**TASK DETAILS**: In the records below, find each line with the word "outline" and copy it.

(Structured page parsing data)
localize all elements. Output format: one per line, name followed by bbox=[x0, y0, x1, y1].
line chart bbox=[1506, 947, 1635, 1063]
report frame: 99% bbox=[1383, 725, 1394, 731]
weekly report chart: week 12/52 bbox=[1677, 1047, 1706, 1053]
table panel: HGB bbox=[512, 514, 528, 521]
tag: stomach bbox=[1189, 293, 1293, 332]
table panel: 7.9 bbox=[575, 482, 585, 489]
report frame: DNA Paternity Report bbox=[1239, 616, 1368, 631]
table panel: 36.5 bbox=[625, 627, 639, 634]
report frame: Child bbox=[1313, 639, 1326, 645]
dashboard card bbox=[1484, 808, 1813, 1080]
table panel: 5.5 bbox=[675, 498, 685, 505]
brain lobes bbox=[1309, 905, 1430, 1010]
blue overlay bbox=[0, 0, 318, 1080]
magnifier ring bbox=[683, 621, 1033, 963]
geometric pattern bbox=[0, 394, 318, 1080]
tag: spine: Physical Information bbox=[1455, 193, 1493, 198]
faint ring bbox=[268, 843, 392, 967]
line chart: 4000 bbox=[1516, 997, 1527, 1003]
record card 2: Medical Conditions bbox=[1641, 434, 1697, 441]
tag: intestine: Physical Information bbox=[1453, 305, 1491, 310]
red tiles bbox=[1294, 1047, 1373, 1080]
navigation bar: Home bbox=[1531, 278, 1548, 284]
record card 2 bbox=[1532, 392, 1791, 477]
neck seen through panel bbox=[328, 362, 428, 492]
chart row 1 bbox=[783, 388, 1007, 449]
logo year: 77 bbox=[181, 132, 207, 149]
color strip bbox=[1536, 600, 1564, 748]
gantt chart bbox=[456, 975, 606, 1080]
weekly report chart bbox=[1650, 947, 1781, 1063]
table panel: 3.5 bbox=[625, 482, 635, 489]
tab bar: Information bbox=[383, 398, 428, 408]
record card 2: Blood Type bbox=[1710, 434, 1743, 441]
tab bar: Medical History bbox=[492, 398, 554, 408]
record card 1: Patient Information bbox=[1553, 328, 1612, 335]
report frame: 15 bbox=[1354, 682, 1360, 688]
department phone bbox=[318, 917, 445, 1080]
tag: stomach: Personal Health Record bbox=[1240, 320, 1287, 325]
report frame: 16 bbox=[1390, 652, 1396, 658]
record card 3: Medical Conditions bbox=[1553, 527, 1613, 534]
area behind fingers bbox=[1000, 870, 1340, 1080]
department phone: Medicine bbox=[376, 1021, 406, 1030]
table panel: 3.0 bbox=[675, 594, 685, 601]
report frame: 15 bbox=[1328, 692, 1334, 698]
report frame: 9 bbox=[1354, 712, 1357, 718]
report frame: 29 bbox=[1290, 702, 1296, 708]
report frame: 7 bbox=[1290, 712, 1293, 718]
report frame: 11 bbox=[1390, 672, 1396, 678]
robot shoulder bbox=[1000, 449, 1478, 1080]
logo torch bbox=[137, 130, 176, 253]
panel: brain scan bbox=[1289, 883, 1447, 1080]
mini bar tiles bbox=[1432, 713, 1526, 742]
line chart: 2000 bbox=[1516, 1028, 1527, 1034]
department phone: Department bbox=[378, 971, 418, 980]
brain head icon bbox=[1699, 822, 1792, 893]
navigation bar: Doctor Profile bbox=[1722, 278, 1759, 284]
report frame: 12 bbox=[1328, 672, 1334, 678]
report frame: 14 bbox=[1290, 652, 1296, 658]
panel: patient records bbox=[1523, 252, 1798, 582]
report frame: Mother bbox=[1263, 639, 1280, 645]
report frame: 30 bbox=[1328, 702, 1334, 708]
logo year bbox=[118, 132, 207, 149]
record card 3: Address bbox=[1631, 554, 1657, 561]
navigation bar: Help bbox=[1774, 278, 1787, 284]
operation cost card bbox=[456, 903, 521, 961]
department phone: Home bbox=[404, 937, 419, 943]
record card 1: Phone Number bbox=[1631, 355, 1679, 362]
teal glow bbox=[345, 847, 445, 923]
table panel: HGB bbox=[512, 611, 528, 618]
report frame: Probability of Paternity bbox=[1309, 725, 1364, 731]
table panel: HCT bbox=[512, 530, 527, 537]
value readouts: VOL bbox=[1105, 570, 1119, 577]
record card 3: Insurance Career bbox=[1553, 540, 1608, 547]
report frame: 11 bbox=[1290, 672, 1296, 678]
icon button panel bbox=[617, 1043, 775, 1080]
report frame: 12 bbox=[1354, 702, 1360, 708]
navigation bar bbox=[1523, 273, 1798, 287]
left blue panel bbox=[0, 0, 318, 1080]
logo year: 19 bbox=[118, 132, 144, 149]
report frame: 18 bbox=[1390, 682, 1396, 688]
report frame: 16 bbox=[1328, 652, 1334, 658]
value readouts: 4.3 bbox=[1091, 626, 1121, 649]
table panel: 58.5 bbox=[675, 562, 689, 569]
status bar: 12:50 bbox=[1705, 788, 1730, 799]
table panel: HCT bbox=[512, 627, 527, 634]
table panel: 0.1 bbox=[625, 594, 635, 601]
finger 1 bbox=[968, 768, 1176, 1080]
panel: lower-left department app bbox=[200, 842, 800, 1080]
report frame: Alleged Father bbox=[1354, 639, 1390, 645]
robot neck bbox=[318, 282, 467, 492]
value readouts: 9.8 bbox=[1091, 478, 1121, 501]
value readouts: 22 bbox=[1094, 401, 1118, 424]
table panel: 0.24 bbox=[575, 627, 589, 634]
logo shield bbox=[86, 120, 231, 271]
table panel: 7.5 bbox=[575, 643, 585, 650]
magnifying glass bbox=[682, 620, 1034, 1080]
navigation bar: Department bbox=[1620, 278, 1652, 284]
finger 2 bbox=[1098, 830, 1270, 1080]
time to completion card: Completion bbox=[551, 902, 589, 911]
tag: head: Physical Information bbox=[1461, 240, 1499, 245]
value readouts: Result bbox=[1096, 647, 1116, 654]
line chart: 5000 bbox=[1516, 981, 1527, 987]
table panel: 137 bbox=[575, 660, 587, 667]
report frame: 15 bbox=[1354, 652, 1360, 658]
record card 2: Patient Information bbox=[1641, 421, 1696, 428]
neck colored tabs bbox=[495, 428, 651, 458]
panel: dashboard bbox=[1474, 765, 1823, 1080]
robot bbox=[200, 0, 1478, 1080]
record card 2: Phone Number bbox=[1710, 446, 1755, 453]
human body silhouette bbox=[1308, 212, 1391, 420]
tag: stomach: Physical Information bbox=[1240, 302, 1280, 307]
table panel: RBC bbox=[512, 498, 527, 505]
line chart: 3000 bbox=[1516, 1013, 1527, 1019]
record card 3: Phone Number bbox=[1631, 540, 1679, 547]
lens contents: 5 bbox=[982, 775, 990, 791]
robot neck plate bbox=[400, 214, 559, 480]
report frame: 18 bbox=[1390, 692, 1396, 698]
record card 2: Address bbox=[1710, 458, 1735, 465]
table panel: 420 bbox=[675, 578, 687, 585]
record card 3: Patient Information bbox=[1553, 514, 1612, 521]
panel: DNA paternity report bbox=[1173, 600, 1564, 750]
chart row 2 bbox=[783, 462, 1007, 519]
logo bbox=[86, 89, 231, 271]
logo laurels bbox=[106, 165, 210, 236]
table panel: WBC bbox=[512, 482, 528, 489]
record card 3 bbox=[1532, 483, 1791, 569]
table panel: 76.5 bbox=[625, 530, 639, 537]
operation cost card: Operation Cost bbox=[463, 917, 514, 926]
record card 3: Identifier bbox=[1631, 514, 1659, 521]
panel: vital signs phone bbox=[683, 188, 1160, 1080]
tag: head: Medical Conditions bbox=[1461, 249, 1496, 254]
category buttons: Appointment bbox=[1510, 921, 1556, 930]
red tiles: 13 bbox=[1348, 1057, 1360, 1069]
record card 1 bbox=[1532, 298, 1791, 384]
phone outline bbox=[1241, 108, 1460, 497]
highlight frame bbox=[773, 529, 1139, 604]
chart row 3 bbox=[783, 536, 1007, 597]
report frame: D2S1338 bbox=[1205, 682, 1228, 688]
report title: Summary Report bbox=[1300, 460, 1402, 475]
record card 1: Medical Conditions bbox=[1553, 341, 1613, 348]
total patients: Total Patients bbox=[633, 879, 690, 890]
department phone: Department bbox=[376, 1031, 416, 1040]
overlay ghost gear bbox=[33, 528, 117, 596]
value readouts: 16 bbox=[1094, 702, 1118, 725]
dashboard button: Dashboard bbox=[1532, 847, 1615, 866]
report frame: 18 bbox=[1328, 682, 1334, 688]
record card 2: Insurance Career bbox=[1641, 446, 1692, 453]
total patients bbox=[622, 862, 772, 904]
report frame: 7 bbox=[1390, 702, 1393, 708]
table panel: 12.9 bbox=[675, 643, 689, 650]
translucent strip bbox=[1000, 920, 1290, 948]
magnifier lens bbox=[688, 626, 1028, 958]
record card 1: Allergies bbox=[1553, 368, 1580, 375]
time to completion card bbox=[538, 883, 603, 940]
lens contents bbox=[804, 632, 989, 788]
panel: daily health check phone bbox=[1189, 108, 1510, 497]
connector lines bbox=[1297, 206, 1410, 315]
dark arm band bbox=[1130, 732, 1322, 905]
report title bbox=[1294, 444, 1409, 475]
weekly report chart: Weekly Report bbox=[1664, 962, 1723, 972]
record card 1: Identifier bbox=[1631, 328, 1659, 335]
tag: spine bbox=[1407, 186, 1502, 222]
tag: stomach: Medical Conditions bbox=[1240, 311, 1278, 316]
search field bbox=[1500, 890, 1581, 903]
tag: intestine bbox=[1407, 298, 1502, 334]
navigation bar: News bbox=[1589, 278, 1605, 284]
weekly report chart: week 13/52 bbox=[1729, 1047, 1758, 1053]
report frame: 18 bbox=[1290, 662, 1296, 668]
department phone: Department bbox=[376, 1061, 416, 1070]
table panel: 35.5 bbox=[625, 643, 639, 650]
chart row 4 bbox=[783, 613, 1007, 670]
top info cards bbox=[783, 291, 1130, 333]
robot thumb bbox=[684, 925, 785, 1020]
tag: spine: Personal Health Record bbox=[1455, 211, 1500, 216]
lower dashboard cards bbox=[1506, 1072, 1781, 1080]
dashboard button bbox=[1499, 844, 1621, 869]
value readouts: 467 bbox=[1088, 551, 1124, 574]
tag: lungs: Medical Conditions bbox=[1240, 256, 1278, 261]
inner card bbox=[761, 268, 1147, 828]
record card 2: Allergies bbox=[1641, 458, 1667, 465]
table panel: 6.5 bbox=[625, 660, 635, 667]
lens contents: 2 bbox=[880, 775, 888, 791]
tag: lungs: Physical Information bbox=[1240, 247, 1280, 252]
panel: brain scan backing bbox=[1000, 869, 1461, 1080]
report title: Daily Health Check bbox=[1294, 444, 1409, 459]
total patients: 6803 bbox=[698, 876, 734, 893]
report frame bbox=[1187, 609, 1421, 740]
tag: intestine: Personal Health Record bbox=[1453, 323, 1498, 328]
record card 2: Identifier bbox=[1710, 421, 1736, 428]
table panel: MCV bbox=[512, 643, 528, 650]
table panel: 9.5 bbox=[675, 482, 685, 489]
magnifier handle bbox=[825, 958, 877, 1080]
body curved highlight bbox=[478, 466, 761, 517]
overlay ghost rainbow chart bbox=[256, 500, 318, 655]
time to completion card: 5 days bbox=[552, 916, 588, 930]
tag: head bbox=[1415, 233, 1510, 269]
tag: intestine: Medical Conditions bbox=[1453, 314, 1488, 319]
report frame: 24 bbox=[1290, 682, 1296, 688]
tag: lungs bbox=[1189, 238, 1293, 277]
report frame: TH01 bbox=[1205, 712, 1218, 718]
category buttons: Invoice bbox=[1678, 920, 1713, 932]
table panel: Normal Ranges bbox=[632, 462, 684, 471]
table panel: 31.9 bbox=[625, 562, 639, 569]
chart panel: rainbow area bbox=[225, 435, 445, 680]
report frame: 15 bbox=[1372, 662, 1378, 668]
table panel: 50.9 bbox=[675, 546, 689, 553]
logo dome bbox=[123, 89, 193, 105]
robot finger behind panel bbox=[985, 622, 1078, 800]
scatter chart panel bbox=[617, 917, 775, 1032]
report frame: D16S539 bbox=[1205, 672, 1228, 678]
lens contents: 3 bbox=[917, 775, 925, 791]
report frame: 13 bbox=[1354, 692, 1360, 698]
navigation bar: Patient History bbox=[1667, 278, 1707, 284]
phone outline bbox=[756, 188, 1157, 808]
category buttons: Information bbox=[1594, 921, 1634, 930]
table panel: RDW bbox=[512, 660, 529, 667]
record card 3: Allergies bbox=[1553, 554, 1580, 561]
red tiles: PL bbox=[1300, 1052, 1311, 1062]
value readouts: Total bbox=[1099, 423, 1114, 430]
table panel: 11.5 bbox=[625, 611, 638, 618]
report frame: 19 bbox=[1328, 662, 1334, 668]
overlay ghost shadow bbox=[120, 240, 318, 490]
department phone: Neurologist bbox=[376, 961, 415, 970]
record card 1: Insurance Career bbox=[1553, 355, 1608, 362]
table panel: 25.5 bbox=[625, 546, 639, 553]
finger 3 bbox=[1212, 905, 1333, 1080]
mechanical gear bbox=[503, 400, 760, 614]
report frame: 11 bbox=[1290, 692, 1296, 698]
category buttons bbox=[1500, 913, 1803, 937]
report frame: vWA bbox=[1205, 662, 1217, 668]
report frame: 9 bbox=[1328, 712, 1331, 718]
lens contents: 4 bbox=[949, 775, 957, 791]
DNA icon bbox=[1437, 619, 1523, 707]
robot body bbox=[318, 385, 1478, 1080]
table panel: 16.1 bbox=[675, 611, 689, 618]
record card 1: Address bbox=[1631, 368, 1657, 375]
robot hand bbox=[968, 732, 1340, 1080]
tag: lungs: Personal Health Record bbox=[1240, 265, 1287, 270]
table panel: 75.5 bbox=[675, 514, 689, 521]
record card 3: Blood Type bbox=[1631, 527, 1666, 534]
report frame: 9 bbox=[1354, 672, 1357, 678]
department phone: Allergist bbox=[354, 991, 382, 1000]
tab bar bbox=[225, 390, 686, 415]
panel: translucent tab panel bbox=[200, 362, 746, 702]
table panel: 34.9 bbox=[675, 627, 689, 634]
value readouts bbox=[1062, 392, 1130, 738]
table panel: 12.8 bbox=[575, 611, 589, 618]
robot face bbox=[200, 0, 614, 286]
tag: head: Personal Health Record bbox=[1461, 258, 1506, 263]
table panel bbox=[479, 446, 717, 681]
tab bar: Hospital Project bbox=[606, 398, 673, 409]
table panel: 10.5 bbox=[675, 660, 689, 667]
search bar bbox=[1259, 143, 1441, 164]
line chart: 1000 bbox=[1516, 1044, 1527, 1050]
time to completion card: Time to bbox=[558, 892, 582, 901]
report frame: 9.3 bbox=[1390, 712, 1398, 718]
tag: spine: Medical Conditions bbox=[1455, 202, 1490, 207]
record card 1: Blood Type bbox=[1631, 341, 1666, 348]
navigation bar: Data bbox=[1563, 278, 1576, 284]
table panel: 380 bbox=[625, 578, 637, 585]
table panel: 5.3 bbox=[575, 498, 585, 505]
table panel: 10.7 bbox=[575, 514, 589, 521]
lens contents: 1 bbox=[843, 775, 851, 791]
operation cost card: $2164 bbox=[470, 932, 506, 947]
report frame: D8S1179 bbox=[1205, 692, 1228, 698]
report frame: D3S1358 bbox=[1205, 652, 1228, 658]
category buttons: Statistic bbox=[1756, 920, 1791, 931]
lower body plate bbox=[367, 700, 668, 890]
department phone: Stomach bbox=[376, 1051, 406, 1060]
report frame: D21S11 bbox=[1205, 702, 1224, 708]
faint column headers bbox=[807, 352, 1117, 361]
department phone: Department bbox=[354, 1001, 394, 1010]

**SOLUTION TO THIS EXERCISE**:
phone outline bbox=[1241, 108, 1460, 497]
phone outline bbox=[756, 188, 1157, 808]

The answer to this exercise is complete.